### Work to be completed
Update the rows below by replacing "day-column" with "forecast-day" wherever it occurs, and leave everything else unchanged.

### Data supplied

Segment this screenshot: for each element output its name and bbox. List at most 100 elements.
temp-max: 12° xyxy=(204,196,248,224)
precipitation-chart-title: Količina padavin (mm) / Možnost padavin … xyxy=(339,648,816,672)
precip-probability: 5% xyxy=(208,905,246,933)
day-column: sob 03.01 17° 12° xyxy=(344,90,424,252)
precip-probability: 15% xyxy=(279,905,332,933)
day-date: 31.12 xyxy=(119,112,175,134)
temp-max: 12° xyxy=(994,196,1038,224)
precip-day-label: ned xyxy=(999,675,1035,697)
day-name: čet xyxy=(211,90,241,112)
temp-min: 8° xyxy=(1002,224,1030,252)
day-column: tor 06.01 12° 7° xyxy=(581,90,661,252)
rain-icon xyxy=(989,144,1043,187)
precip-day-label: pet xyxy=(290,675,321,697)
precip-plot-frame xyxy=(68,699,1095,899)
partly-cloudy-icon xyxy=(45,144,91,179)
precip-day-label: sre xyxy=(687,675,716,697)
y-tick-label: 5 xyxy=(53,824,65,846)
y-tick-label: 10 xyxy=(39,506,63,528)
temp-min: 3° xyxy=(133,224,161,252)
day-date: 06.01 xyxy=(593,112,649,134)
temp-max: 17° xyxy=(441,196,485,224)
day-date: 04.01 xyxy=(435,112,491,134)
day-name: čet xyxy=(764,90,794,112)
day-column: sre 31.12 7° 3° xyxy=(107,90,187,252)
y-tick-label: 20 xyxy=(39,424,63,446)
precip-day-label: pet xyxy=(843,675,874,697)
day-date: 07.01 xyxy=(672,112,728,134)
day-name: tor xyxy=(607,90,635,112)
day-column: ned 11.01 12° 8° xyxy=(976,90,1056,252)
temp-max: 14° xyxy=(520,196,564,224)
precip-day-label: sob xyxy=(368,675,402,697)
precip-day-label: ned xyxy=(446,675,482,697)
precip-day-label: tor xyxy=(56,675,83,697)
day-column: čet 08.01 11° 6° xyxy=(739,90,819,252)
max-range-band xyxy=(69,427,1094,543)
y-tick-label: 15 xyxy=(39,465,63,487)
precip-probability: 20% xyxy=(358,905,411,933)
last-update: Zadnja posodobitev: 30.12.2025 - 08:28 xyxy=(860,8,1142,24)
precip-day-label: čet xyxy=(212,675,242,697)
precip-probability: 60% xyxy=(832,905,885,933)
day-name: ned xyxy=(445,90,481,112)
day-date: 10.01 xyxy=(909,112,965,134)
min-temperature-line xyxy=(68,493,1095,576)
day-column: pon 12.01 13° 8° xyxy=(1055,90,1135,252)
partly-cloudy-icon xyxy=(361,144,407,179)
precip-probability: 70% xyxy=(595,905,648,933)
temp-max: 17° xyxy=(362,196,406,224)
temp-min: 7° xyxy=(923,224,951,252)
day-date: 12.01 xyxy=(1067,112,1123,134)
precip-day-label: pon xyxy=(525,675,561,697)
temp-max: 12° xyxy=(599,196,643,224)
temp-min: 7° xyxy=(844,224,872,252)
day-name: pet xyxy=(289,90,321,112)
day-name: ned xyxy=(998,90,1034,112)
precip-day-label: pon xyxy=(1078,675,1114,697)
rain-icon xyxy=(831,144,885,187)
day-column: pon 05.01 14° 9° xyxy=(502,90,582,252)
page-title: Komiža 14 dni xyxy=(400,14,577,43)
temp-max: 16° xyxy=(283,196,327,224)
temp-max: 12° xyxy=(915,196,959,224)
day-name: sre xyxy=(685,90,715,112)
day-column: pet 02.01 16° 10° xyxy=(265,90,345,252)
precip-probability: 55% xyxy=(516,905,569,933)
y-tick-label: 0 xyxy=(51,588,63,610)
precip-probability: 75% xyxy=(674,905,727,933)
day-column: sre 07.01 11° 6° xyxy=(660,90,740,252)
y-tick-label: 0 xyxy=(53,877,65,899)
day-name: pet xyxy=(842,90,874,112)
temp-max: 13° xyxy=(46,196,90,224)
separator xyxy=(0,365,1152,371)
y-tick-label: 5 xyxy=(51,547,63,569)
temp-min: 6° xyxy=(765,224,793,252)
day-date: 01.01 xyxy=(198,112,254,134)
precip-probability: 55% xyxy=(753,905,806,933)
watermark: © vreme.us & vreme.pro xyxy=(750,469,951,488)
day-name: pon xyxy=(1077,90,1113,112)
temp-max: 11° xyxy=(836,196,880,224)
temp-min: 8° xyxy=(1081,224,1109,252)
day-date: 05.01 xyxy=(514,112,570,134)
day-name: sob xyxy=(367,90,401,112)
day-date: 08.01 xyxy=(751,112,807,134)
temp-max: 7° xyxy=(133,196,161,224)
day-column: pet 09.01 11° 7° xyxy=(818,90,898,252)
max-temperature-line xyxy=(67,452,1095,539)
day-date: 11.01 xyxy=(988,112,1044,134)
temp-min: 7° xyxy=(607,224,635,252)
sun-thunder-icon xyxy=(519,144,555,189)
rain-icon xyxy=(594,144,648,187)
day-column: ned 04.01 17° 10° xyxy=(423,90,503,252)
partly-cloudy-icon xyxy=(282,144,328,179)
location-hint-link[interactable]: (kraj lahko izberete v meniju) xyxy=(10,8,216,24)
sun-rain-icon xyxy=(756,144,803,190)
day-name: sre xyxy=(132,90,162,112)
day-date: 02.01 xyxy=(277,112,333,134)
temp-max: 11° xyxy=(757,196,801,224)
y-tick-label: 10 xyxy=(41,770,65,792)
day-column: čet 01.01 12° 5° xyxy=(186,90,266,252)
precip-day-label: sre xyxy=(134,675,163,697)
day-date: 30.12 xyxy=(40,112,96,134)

### Exercise result
Segment this screenshot: for each element output its name and bbox. List at most 100 elements.
temp-max: 12° xyxy=(204,196,248,224)
precipitation-chart-title: Količina padavin (mm) / Možnost padavin … xyxy=(339,648,816,672)
precip-probability: 5% xyxy=(208,905,246,933)
forecast-day: sob 03.01 17° 12° xyxy=(344,90,424,252)
precip-probability: 15% xyxy=(279,905,332,933)
day-date: 31.12 xyxy=(119,112,175,134)
temp-max: 12° xyxy=(994,196,1038,224)
precip-day-label: ned xyxy=(999,675,1035,697)
day-name: čet xyxy=(211,90,241,112)
temp-min: 8° xyxy=(1002,224,1030,252)
forecast-day: tor 06.01 12° 7° xyxy=(581,90,661,252)
rain-icon xyxy=(989,144,1043,187)
precip-day-label: pet xyxy=(290,675,321,697)
precip-plot-frame xyxy=(68,699,1095,899)
partly-cloudy-icon xyxy=(45,144,91,179)
precip-day-label: sre xyxy=(687,675,716,697)
y-tick-label: 5 xyxy=(53,824,65,846)
y-tick-label: 10 xyxy=(39,506,63,528)
temp-min: 3° xyxy=(133,224,161,252)
day-date: 06.01 xyxy=(593,112,649,134)
temp-max: 17° xyxy=(441,196,485,224)
day-date: 04.01 xyxy=(435,112,491,134)
day-name: čet xyxy=(764,90,794,112)
forecast-day: sre 31.12 7° 3° xyxy=(107,90,187,252)
y-tick-label: 20 xyxy=(39,424,63,446)
precip-day-label: pet xyxy=(843,675,874,697)
day-date: 07.01 xyxy=(672,112,728,134)
day-name: tor xyxy=(607,90,635,112)
forecast-day: ned 11.01 12° 8° xyxy=(976,90,1056,252)
temp-max: 14° xyxy=(520,196,564,224)
precip-day-label: sob xyxy=(368,675,402,697)
precip-day-label: ned xyxy=(446,675,482,697)
precip-day-label: tor xyxy=(56,675,83,697)
forecast-day: čet 08.01 11° 6° xyxy=(739,90,819,252)
max-range-band xyxy=(69,427,1094,543)
y-tick-label: 15 xyxy=(39,465,63,487)
precip-probability: 20% xyxy=(358,905,411,933)
last-update: Zadnja posodobitev: 30.12.2025 - 08:28 xyxy=(860,8,1142,24)
precip-day-label: čet xyxy=(212,675,242,697)
precip-probability: 60% xyxy=(832,905,885,933)
day-name: ned xyxy=(445,90,481,112)
day-date: 10.01 xyxy=(909,112,965,134)
min-temperature-line xyxy=(68,493,1095,576)
forecast-day: pon 12.01 13° 8° xyxy=(1055,90,1135,252)
partly-cloudy-icon xyxy=(361,144,407,179)
precip-probability: 70% xyxy=(595,905,648,933)
temp-max: 17° xyxy=(362,196,406,224)
temp-min: 7° xyxy=(923,224,951,252)
day-date: 12.01 xyxy=(1067,112,1123,134)
precip-day-label: pon xyxy=(525,675,561,697)
temp-max: 12° xyxy=(599,196,643,224)
temp-min: 7° xyxy=(844,224,872,252)
day-name: pet xyxy=(289,90,321,112)
day-name: ned xyxy=(998,90,1034,112)
precip-day-label: pon xyxy=(1078,675,1114,697)
rain-icon xyxy=(831,144,885,187)
forecast-day: pon 05.01 14° 9° xyxy=(502,90,582,252)
page-title: Komiža 14 dni xyxy=(400,14,577,43)
temp-max: 16° xyxy=(283,196,327,224)
temp-max: 12° xyxy=(915,196,959,224)
day-name: sre xyxy=(685,90,715,112)
forecast-day: pet 02.01 16° 10° xyxy=(265,90,345,252)
precip-probability: 55% xyxy=(516,905,569,933)
y-tick-label: 0 xyxy=(51,588,63,610)
precip-probability: 75% xyxy=(674,905,727,933)
forecast-day: sre 07.01 11° 6° xyxy=(660,90,740,252)
y-tick-label: 0 xyxy=(53,877,65,899)
day-name: pet xyxy=(842,90,874,112)
temp-max: 13° xyxy=(46,196,90,224)
separator xyxy=(0,365,1152,371)
y-tick-label: 5 xyxy=(51,547,63,569)
temp-min: 6° xyxy=(765,224,793,252)
day-date: 01.01 xyxy=(198,112,254,134)
precip-probability: 55% xyxy=(753,905,806,933)
watermark: © vreme.us & vreme.pro xyxy=(750,469,951,488)
day-name: pon xyxy=(1077,90,1113,112)
temp-max: 11° xyxy=(836,196,880,224)
temp-min: 8° xyxy=(1081,224,1109,252)
day-date: 05.01 xyxy=(514,112,570,134)
day-name: sob xyxy=(367,90,401,112)
day-date: 08.01 xyxy=(751,112,807,134)
temp-max: 7° xyxy=(133,196,161,224)
forecast-day: pet 09.01 11° 7° xyxy=(818,90,898,252)
max-temperature-line xyxy=(67,452,1095,539)
day-date: 11.01 xyxy=(988,112,1044,134)
temp-min: 7° xyxy=(607,224,635,252)
sun-thunder-icon xyxy=(519,144,555,189)
rain-icon xyxy=(594,144,648,187)
forecast-day: ned 04.01 17° 10° xyxy=(423,90,503,252)
partly-cloudy-icon xyxy=(282,144,328,179)
location-hint-link[interactable]: (kraj lahko izberete v meniju) xyxy=(10,8,216,24)
sun-rain-icon xyxy=(756,144,803,190)
day-name: sre xyxy=(132,90,162,112)
day-date: 02.01 xyxy=(277,112,333,134)
temp-max: 11° xyxy=(757,196,801,224)
y-tick-label: 10 xyxy=(41,770,65,792)
forecast-day: čet 01.01 12° 5° xyxy=(186,90,266,252)
precip-day-label: sre xyxy=(134,675,163,697)
day-date: 30.12 xyxy=(40,112,96,134)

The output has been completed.